Go through the listing and copy every line word for word.
-- start --
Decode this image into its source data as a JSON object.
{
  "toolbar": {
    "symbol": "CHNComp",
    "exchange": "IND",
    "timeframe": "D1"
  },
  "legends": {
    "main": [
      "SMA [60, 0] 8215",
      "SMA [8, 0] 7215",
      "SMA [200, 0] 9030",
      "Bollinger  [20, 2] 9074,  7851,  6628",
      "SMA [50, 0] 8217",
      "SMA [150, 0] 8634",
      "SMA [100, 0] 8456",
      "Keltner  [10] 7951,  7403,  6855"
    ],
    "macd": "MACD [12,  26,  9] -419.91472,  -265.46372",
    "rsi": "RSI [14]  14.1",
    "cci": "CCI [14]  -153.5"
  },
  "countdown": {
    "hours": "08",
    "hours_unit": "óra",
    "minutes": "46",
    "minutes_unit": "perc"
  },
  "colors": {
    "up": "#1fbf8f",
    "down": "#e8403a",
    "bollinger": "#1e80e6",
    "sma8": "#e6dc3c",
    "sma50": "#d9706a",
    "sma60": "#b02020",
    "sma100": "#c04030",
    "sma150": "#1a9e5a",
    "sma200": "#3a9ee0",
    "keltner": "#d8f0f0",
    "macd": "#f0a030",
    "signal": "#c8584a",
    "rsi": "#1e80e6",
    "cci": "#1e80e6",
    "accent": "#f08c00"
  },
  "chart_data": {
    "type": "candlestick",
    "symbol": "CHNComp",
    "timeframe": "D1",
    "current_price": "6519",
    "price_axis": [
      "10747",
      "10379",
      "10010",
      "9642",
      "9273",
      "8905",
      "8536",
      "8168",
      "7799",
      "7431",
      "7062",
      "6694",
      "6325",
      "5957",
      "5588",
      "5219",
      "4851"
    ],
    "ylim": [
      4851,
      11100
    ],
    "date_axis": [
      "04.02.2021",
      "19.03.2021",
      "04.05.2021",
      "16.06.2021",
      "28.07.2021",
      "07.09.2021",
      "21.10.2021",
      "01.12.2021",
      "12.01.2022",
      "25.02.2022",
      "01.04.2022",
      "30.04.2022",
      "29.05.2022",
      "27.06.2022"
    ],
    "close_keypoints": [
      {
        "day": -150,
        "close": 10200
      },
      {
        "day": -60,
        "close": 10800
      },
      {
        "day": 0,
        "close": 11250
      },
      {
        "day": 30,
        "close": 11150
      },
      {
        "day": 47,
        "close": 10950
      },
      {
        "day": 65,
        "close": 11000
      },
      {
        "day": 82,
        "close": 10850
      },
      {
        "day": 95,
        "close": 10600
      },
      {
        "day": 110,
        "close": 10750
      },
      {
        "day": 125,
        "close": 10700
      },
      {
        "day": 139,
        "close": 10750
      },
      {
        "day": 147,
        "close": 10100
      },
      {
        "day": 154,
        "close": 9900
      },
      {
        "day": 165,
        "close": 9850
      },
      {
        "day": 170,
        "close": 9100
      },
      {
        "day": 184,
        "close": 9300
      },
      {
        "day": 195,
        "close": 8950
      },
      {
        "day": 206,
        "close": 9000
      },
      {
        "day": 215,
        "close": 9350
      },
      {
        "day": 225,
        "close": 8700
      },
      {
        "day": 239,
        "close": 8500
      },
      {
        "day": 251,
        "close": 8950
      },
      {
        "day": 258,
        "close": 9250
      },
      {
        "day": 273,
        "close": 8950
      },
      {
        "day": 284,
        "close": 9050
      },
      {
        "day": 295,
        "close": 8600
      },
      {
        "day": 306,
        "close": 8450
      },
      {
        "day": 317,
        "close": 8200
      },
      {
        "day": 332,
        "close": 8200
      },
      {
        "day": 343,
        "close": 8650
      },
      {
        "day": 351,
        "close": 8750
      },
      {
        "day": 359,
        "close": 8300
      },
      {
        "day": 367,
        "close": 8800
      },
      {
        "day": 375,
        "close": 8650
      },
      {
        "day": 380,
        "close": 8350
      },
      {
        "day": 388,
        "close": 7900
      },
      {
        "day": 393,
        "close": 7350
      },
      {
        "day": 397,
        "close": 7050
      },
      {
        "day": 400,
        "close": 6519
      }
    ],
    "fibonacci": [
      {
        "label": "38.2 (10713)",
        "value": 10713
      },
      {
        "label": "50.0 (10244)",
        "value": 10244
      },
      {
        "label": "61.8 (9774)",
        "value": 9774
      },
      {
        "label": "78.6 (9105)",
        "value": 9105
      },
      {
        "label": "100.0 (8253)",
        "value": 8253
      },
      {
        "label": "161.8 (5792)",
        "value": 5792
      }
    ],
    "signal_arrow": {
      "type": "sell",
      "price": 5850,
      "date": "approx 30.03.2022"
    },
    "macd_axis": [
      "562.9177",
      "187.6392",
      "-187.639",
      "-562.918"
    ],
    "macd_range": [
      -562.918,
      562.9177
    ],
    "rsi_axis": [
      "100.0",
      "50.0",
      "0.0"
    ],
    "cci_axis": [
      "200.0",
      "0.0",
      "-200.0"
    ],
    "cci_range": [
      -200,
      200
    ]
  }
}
-- end --
[Answer below]
Decode this image into its source data as a JSON object.
{
  "toolbar": {
    "symbol": "CHNComp",
    "exchange": "IND",
    "timeframe": "D1"
  },
  "legends": {
    "main": [
      "SMA [60, 0] 8215",
      "SMA [8, 0] 7215",
      "SMA [200, 0] 9030",
      "Bollinger  [20, 2] 9074,  7851,  6628",
      "SMA [50, 0] 8217",
      "SMA [150, 0] 8634",
      "SMA [100, 0] 8456",
      "Keltner  [10] 7951,  7403,  6855"
    ],
    "macd": "MACD [12,  26,  9] -419.91472,  -265.46372",
    "rsi": "RSI [14]  14.1",
    "cci": "CCI [14]  -153.5"
  },
  "countdown": {
    "hours": "08",
    "hours_unit": "óra",
    "minutes": "46",
    "minutes_unit": "perc"
  },
  "colors": {
    "up": "#1fbf8f",
    "down": "#e8403a",
    "bollinger": "#1e80e6",
    "sma8": "#e6dc3c",
    "sma50": "#d9706a",
    "sma60": "#b02020",
    "sma100": "#c04030",
    "sma150": "#1a9e5a",
    "sma200": "#3a9ee0",
    "keltner": "#d8f0f0",
    "macd": "#f0a030",
    "signal": "#c8584a",
    "rsi": "#1e80e6",
    "cci": "#1e80e6",
    "accent": "#f08c00"
  },
  "chart_data": {
    "type": "candlestick",
    "symbol": "CHNComp",
    "timeframe": "D1",
    "current_price": "6519",
    "price_axis": [
      "10747",
      "10379",
      "10010",
      "9642",
      "9273",
      "8905",
      "8536",
      "8168",
      "7799",
      "7431",
      "7062",
      "6694",
      "6325",
      "5957",
      "5588",
      "5219",
      "4851"
    ],
    "ylim": [
      4851,
      11100
    ],
    "date_axis": [
      "04.02.2021",
      "19.03.2021",
      "04.05.2021",
      "16.06.2021",
      "28.07.2021",
      "07.09.2021",
      "21.10.2021",
      "01.12.2021",
      "12.01.2022",
      "25.02.2022",
      "01.04.2022",
      "30.04.2022",
      "29.05.2022",
      "27.06.2022"
    ],
    "close_keypoints": [
      {
        "day": -150,
        "close": 10200
      },
      {
        "day": -60,
        "close": 10800
      },
      {
        "day": 0,
        "close": 11250
      },
      {
        "day": 30,
        "close": 11150
      },
      {
        "day": 47,
        "close": 10950
      },
      {
        "day": 65,
        "close": 11000
      },
      {
        "day": 82,
        "close": 10850
      },
      {
        "day": 95,
        "close": 10600
      },
      {
        "day": 110,
        "close": 10750
      },
      {
        "day": 125,
        "close": 10700
      },
      {
        "day": 139,
        "close": 10750
      },
      {
        "day": 147,
        "close": 10100
      },
      {
        "day": 154,
        "close": 9900
      },
      {
        "day": 165,
        "close": 9850
      },
      {
        "day": 170,
        "close": 9100
      },
      {
        "day": 184,
        "close": 9300
      },
      {
        "day": 195,
        "close": 8950
      },
      {
        "day": 206,
        "close": 9000
      },
      {
        "day": 215,
        "close": 9350
      },
      {
        "day": 225,
        "close": 8700
      },
      {
        "day": 239,
        "close": 8500
      },
      {
        "day": 251,
        "close": 8950
      },
      {
        "day": 258,
        "close": 9250
      },
      {
        "day": 273,
        "close": 8950
      },
      {
        "day": 284,
        "close": 9050
      },
      {
        "day": 295,
        "close": 8600
      },
      {
        "day": 306,
        "close": 8450
      },
      {
        "day": 317,
        "close": 8200
      },
      {
        "day": 332,
        "close": 8200
      },
      {
        "day": 343,
        "close": 8650
      },
      {
        "day": 351,
        "close": 8750
      },
      {
        "day": 359,
        "close": 8300
      },
      {
        "day": 367,
        "close": 8800
      },
      {
        "day": 375,
        "close": 8650
      },
      {
        "day": 380,
        "close": 8350
      },
      {
        "day": 388,
        "close": 7900
      },
      {
        "day": 393,
        "close": 7350
      },
      {
        "day": 397,
        "close": 7050
      },
      {
        "day": 400,
        "close": 6519
      }
    ],
    "fibonacci": [
      {
        "label": "38.2 (10713)",
        "value": 10713
      },
      {
        "label": "50.0 (10244)",
        "value": 10244
      },
      {
        "label": "61.8 (9774)",
        "value": 9774
      },
      {
        "label": "78.6 (9105)",
        "value": 9105
      },
      {
        "label": "100.0 (8253)",
        "value": 8253
      },
      {
        "label": "161.8 (5792)",
        "value": 5792
      }
    ],
    "signal_arrow": {
      "type": "sell",
      "price": 5850,
      "date": "approx 30.03.2022"
    },
    "macd_axis": [
      "562.9177",
      "187.6392",
      "-187.639",
      "-562.918"
    ],
    "macd_range": [
      -562.918,
      562.9177
    ],
    "rsi_axis": [
      "100.0",
      "50.0",
      "0.0"
    ],
    "cci_axis": [
      "200.0",
      "0.0",
      "-200.0"
    ],
    "cci_range": [
      -200,
      200
    ]
  }
}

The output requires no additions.